*Challenge:* Read the records below. Copy each line where the string "this" occurs.

╔══

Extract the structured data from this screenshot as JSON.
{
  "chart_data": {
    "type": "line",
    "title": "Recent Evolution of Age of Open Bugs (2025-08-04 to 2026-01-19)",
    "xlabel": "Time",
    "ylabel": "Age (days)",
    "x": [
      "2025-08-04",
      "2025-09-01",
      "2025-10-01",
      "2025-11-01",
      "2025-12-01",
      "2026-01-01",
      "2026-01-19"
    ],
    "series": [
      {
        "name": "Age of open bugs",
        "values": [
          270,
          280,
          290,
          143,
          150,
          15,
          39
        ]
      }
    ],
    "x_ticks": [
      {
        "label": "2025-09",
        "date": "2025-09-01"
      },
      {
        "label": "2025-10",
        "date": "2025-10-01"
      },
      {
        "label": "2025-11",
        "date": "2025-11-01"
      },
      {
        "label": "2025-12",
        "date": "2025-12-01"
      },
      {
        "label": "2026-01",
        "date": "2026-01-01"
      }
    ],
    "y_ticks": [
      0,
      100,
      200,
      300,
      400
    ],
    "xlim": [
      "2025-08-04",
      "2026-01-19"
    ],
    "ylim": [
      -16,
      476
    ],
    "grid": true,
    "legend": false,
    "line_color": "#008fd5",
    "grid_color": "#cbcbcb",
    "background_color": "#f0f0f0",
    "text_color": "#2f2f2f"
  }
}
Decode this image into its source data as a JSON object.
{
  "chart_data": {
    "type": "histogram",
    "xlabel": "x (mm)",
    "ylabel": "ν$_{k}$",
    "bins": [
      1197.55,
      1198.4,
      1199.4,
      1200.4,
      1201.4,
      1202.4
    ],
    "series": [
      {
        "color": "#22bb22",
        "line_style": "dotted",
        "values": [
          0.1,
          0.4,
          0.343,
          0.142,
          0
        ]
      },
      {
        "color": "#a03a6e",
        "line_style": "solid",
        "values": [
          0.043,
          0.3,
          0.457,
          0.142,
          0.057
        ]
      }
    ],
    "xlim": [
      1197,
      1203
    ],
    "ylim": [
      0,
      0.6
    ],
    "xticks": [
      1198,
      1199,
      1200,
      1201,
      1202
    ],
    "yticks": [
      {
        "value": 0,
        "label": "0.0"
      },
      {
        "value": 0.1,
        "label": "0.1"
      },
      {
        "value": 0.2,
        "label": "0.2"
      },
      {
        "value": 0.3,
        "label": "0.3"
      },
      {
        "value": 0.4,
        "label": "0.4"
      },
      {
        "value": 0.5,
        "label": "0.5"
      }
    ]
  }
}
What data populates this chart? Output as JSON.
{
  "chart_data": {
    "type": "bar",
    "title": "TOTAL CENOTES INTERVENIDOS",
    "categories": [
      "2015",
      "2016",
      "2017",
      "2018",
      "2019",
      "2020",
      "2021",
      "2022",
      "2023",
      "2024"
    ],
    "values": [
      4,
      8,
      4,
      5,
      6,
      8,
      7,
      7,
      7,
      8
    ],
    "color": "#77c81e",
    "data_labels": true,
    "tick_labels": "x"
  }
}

╚══

*Solution below:*
Extract the structured data from this screenshot as JSON.
Decode this image into its source data as a JSON object.
What data populates this chart? Output as JSON.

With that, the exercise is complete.